**STATED EXERCISE**
From the listing below, pull out every line where the string "Longmans" appears.

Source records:
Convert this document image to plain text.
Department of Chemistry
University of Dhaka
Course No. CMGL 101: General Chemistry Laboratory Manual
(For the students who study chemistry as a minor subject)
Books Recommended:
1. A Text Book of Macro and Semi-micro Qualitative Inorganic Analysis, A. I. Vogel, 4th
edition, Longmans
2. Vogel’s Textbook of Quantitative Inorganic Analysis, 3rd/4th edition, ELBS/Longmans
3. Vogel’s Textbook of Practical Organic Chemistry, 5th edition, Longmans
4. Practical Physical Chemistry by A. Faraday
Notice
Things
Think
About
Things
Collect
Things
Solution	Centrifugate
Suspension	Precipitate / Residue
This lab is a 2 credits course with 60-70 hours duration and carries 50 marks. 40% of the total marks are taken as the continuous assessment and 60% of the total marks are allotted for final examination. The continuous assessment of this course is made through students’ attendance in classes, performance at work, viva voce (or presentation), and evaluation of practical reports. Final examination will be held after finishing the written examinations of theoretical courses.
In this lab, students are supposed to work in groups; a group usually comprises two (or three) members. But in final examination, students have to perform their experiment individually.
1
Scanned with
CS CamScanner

**RESPONSE**
edition, Longmans
2. Vogel’s Textbook of Quantitative Inorganic Analysis, 3rd/4th edition, ELBS/Longmans
3. Vogel’s Textbook of Practical Organic Chemistry, 5th edition, Longmans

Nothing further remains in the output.